--- begin ---
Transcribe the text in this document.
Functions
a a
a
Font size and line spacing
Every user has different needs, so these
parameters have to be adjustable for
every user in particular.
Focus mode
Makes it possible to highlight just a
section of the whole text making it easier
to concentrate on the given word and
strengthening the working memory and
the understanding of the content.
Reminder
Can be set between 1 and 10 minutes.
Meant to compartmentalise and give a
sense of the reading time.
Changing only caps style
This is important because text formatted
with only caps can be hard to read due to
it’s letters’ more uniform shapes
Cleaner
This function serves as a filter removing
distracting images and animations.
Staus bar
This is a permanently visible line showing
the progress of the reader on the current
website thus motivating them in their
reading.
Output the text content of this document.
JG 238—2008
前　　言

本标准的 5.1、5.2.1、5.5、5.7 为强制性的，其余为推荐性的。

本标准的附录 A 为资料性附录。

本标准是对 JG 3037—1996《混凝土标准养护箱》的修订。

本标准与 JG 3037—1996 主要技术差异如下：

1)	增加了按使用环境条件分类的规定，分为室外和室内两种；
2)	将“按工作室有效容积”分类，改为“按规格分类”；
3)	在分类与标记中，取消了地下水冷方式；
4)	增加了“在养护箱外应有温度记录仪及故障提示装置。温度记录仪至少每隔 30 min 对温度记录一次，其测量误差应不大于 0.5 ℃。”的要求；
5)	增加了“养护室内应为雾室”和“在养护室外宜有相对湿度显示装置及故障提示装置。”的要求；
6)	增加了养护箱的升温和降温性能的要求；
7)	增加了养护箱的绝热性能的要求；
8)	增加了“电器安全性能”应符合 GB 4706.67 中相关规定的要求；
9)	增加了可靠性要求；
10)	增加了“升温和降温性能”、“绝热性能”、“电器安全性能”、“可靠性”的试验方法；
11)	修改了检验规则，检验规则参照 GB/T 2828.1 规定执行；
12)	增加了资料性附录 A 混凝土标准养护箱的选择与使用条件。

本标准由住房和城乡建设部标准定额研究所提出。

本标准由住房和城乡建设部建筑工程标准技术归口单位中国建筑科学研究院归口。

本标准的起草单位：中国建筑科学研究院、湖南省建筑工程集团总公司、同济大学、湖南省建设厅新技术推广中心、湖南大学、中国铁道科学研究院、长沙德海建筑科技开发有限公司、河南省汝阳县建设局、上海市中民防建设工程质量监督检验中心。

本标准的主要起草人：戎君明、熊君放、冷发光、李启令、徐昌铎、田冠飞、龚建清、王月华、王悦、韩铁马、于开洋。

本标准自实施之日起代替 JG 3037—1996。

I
--- end ---
● Problem
Every record shown above must be echoed exactly.

● Solution
Transcribe the text in this document.
Functions
a a
a
Font size and line spacing
Every user has different needs, so these
parameters have to be adjustable for
every user in particular.
Focus mode
Makes it possible to highlight just a
section of the whole text making it easier
to concentrate on the given word and
strengthening the working memory and
the understanding of the content.
Reminder
Can be set between 1 and 10 minutes.
Meant to compartmentalise and give a
sense of the reading time.
Changing only caps style
This is important because text formatted
with only caps can be hard to read due to
it’s letters’ more uniform shapes
Cleaner
This function serves as a filter removing
distracting images and animations.
Staus bar
This is a permanently visible line showing
the progress of the reader on the current
website thus motivating them in their
reading.
Output the text content of this document.
JG 238—2008
前　　言

本标准的 5.1、5.2.1、5.5、5.7 为强制性的，其余为推荐性的。

本标准的附录 A 为资料性附录。

本标准是对 JG 3037—1996《混凝土标准养护箱》的修订。

本标准与 JG 3037—1996 主要技术差异如下：

1)	增加了按使用环境条件分类的规定，分为室外和室内两种；
2)	将“按工作室有效容积”分类，改为“按规格分类”；
3)	在分类与标记中，取消了地下水冷方式；
4)	增加了“在养护箱外应有温度记录仪及故障提示装置。温度记录仪至少每隔 30 min 对温度记录一次，其测量误差应不大于 0.5 ℃。”的要求；
5)	增加了“养护室内应为雾室”和“在养护室外宜有相对湿度显示装置及故障提示装置。”的要求；
6)	增加了养护箱的升温和降温性能的要求；
7)	增加了养护箱的绝热性能的要求；
8)	增加了“电器安全性能”应符合 GB 4706.67 中相关规定的要求；
9)	增加了可靠性要求；
10)	增加了“升温和降温性能”、“绝热性能”、“电器安全性能”、“可靠性”的试验方法；
11)	修改了检验规则，检验规则参照 GB/T 2828.1 规定执行；
12)	增加了资料性附录 A 混凝土标准养护箱的选择与使用条件。

本标准由住房和城乡建设部标准定额研究所提出。

本标准由住房和城乡建设部建筑工程标准技术归口单位中国建筑科学研究院归口。

本标准的起草单位：中国建筑科学研究院、湖南省建筑工程集团总公司、同济大学、湖南省建设厅新技术推广中心、湖南大学、中国铁道科学研究院、长沙德海建筑科技开发有限公司、河南省汝阳县建设局、上海市中民防建设工程质量监督检验中心。

本标准的主要起草人：戎君明、熊君放、冷发光、李启令、徐昌铎、田冠飞、龚建清、王月华、王悦、韩铁马、于开洋。

本标准自实施之日起代替 JG 3037—1996。

I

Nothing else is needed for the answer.